» WORK TO COMPLETE
Lines holding the string "School" are the ones to copy from this listing.

(Data entries)

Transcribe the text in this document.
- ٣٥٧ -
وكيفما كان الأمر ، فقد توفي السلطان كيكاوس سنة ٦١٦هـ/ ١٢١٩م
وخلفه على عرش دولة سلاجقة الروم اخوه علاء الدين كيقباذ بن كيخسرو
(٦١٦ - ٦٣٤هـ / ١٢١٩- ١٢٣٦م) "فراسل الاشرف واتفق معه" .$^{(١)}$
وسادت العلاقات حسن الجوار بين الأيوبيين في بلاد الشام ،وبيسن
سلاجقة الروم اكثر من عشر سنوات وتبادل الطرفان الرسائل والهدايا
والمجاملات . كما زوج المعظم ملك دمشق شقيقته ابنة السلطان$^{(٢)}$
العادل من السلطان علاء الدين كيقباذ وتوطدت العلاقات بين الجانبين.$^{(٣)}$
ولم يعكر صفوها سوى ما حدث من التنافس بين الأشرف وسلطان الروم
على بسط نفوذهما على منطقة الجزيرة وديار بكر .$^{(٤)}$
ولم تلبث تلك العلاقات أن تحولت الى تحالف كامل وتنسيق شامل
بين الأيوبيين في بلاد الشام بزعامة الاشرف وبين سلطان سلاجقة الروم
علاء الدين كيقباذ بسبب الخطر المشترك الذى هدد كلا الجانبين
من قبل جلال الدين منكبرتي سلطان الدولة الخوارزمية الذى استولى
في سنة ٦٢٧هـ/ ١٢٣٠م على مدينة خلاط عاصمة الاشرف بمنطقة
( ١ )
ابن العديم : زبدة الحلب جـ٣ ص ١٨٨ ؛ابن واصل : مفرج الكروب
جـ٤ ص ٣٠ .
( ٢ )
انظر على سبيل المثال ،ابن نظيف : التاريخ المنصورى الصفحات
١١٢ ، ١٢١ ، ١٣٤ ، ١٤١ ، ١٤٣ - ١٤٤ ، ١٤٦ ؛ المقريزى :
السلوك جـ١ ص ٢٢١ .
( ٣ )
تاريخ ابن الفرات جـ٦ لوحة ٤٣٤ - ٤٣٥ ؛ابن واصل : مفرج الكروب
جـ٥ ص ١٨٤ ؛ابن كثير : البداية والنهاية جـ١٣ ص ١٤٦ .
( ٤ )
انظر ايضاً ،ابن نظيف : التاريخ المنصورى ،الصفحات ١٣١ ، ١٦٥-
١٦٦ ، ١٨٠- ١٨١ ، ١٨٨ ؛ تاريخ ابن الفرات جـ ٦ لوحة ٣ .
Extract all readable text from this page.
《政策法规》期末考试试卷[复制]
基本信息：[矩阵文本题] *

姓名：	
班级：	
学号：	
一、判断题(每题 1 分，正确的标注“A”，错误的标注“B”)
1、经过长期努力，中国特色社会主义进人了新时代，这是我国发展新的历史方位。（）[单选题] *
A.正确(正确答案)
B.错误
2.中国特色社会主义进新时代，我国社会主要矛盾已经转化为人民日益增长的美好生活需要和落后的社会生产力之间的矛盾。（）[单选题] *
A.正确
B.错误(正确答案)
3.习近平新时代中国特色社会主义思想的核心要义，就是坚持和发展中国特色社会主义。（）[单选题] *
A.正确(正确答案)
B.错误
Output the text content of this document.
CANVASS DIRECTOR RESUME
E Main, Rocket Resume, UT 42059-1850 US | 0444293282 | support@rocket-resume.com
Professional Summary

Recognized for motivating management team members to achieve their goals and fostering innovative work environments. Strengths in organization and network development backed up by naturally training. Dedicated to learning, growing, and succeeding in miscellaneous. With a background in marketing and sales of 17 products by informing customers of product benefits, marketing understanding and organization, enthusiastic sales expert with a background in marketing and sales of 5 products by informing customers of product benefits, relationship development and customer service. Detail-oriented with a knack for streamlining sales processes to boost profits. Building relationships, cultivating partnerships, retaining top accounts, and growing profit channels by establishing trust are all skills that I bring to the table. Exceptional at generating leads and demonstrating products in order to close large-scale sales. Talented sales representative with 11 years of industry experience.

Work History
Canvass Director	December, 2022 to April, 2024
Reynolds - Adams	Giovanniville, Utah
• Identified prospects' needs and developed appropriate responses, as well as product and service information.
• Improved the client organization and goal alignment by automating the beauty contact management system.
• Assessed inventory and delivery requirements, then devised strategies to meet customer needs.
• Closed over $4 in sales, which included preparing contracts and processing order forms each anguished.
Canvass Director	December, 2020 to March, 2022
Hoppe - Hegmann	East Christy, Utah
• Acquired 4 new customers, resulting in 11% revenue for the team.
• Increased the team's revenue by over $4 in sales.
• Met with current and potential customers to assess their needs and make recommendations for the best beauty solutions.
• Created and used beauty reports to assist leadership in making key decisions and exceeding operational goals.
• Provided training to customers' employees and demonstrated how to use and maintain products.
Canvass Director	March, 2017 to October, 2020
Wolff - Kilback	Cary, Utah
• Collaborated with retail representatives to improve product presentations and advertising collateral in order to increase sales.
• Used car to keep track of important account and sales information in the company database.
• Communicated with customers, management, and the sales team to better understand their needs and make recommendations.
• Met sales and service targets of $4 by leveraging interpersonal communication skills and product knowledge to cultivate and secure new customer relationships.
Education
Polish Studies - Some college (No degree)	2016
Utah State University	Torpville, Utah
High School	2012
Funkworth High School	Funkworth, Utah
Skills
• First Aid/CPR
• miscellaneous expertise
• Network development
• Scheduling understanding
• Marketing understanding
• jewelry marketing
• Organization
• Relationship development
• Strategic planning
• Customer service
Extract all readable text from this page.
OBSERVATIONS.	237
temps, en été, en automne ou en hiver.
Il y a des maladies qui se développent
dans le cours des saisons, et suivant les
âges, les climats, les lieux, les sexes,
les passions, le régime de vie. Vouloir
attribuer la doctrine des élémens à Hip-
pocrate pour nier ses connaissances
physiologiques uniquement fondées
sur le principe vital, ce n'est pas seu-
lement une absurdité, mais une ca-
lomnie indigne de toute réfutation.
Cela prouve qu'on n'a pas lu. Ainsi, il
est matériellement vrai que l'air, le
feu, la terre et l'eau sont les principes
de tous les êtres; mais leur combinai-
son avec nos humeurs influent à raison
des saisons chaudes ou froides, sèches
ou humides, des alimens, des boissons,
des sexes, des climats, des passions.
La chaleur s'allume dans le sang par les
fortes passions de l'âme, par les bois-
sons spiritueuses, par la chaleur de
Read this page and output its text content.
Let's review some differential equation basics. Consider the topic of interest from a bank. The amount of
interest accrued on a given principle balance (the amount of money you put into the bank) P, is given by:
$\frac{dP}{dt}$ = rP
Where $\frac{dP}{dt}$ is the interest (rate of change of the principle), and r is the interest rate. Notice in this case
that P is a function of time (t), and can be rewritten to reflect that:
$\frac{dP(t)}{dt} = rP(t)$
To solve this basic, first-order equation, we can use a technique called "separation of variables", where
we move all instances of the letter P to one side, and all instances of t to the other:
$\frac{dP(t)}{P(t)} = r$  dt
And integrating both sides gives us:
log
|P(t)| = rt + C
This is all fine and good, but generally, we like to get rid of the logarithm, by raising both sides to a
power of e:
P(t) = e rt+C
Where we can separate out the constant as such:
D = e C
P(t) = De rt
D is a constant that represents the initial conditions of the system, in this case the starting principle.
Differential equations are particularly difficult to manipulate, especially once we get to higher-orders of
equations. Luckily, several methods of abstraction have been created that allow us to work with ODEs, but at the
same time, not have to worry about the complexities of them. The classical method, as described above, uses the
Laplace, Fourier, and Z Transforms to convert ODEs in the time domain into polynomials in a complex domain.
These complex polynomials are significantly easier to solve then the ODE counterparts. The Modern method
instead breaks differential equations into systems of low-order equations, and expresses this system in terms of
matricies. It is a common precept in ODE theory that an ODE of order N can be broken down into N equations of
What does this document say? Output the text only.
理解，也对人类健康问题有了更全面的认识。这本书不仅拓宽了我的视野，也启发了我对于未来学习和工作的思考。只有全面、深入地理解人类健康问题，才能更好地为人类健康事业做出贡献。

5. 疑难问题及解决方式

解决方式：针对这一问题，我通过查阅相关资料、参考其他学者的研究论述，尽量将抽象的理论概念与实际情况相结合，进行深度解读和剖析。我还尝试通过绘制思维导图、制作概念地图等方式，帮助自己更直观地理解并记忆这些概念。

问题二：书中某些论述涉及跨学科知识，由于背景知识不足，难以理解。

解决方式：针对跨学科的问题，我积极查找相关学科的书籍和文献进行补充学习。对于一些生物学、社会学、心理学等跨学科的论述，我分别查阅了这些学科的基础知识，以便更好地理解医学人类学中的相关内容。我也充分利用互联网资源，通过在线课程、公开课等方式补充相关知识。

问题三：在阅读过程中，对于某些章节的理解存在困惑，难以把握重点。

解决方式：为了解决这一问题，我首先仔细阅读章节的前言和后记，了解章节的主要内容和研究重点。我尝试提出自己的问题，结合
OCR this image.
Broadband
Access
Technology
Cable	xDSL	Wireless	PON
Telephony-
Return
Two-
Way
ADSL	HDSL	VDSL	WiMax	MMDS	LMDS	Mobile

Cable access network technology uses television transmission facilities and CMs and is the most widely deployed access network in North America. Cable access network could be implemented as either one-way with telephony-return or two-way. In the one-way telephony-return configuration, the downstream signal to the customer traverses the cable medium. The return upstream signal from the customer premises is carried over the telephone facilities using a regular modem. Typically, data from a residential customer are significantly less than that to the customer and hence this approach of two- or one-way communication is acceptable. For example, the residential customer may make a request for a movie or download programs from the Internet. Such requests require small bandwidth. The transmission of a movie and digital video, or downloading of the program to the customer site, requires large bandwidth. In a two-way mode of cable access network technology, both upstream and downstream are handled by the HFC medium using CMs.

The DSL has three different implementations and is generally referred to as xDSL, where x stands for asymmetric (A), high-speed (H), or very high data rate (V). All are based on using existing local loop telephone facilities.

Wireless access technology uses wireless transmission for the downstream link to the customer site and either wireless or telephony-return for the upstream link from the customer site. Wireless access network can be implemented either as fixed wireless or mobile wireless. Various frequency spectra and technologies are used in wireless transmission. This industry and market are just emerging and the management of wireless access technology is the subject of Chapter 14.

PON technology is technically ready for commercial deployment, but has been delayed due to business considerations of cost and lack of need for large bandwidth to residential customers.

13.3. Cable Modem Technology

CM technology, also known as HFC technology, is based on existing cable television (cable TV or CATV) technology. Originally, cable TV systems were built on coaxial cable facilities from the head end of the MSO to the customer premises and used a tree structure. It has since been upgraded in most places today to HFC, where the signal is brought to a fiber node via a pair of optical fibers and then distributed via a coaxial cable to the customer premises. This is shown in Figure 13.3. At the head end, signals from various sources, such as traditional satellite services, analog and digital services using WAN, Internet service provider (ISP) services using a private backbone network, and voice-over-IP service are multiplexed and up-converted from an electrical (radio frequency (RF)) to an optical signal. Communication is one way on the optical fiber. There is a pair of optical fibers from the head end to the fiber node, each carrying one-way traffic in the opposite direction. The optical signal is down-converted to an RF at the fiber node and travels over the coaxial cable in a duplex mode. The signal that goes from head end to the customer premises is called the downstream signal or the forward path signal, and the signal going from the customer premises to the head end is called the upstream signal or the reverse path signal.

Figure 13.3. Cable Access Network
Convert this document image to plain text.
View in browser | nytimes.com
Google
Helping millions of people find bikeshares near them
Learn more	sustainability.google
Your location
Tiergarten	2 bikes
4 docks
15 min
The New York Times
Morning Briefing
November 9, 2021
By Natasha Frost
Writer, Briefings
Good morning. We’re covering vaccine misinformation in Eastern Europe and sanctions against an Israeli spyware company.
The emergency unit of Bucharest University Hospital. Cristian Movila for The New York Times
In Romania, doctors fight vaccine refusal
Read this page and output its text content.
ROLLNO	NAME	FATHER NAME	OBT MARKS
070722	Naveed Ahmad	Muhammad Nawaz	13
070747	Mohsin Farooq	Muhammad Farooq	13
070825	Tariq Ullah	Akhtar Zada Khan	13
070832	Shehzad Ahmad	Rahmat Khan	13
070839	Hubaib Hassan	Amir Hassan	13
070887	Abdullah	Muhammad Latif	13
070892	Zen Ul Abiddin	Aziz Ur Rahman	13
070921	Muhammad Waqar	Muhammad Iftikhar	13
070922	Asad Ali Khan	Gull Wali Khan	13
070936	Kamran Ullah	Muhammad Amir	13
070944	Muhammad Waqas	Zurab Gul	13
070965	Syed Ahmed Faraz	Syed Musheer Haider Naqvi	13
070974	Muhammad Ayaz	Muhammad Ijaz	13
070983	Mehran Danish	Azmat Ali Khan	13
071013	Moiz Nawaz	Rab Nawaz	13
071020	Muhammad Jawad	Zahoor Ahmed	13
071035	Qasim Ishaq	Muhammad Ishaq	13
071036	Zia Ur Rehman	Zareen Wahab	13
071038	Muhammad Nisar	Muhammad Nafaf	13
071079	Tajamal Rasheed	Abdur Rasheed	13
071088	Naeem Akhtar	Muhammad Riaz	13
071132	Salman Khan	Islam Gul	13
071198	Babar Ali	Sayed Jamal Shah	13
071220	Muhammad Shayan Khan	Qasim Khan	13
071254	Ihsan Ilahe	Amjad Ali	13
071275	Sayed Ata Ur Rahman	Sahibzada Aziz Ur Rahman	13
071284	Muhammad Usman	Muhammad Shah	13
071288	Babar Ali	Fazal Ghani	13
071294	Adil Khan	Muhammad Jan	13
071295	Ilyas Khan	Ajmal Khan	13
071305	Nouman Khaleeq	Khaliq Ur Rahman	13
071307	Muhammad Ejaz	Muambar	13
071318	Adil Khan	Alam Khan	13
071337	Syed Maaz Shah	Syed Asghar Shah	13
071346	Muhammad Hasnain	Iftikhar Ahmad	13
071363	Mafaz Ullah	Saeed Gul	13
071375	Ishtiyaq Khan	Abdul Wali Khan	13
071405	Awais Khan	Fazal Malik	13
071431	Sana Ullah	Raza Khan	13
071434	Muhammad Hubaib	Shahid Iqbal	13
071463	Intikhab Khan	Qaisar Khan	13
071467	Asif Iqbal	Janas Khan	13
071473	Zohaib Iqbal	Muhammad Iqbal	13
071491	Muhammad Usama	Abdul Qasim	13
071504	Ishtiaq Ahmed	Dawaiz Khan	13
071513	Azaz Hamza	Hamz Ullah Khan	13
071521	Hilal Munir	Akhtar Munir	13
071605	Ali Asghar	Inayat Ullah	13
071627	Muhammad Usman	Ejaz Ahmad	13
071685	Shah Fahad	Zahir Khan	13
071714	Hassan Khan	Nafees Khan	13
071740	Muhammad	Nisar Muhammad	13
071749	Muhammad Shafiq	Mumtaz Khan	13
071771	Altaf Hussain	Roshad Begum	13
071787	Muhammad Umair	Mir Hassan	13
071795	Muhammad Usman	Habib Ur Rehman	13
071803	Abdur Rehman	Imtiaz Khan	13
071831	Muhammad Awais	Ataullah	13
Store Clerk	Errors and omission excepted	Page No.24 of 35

» WRITTEN RESPONSE
High School	2012
Funkworth High School	Funkworth, Utah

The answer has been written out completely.